_Prompt:_ Go through the listing and copy every line word for word.

[Excerpts from a figure dataset]
** Begin **

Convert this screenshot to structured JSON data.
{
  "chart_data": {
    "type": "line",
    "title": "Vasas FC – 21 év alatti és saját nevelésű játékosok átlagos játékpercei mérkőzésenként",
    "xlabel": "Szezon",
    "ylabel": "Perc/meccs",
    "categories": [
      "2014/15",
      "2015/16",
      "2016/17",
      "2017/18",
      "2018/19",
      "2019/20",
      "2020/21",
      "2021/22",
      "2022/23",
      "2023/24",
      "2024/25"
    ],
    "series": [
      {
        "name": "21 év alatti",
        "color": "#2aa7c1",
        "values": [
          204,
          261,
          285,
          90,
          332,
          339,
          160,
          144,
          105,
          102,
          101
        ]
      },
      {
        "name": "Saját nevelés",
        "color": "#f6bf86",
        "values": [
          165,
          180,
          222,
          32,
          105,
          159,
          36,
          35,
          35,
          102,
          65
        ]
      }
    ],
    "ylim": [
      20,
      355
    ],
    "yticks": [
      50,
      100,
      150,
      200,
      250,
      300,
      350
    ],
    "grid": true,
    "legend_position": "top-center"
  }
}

** End **

_Exercise output:_
Convert this screenshot to structured JSON data.
{
  "chart_data": {
    "type": "line",
    "title": "Vasas FC – 21 év alatti és saját nevelésű játékosok átlagos játékpercei mérkőzésenként",
    "xlabel": "Szezon",
    "ylabel": "Perc/meccs",
    "categories": [
      "2014/15",
      "2015/16",
      "2016/17",
      "2017/18",
      "2018/19",
      "2019/20",
      "2020/21",
      "2021/22",
      "2022/23",
      "2023/24",
      "2024/25"
    ],
    "series": [
      {
        "name": "21 év alatti",
        "color": "#2aa7c1",
        "values": [
          204,
          261,
          285,
          90,
          332,
          339,
          160,
          144,
          105,
          102,
          101
        ]
      },
      {
        "name": "Saját nevelés",
        "color": "#f6bf86",
        "values": [
          165,
          180,
          222,
          32,
          105,
          159,
          36,
          35,
          35,
          102,
          65
        ]
      }
    ],
    "ylim": [
      20,
      355
    ],
    "yticks": [
      50,
      100,
      150,
      200,
      250,
      300,
      350
    ],
    "grid": true,
    "legend_position": "top-center"
  }
}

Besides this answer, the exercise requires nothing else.